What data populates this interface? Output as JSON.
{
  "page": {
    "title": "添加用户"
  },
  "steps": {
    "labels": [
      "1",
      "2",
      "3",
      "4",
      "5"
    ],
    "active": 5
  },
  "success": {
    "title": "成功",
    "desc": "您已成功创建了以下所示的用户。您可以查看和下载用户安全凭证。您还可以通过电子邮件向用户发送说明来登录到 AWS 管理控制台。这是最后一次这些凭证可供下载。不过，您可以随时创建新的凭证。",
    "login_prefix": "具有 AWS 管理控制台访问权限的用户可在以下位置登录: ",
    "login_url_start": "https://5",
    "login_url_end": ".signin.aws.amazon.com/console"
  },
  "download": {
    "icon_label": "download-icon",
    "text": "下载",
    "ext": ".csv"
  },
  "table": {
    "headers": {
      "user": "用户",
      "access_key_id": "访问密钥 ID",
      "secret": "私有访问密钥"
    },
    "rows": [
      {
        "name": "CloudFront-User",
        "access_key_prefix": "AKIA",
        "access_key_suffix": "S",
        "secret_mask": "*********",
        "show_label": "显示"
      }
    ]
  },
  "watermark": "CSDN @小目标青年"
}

◆ TASK TO COMPLETE ◆
Repeat all of the records above exactly as written.

◆ CORRECT ANSWER ◆
What data populates this interface? Output as JSON.
{
  "page": {
    "title": "添加用户"
  },
  "steps": {
    "labels": [
      "1",
      "2",
      "3",
      "4",
      "5"
    ],
    "active": 5
  },
  "success": {
    "title": "成功",
    "desc": "您已成功创建了以下所示的用户。您可以查看和下载用户安全凭证。您还可以通过电子邮件向用户发送说明来登录到 AWS 管理控制台。这是最后一次这些凭证可供下载。不过，您可以随时创建新的凭证。",
    "login_prefix": "具有 AWS 管理控制台访问权限的用户可在以下位置登录: ",
    "login_url_start": "https://5",
    "login_url_end": ".signin.aws.amazon.com/console"
  },
  "download": {
    "icon_label": "download-icon",
    "text": "下载",
    "ext": ".csv"
  },
  "table": {
    "headers": {
      "user": "用户",
      "access_key_id": "访问密钥 ID",
      "secret": "私有访问密钥"
    },
    "rows": [
      {
        "name": "CloudFront-User",
        "access_key_prefix": "AKIA",
        "access_key_suffix": "S",
        "secret_mask": "*********",
        "show_label": "显示"
      }
    ]
  },
  "watermark": "CSDN @小目标青年"
}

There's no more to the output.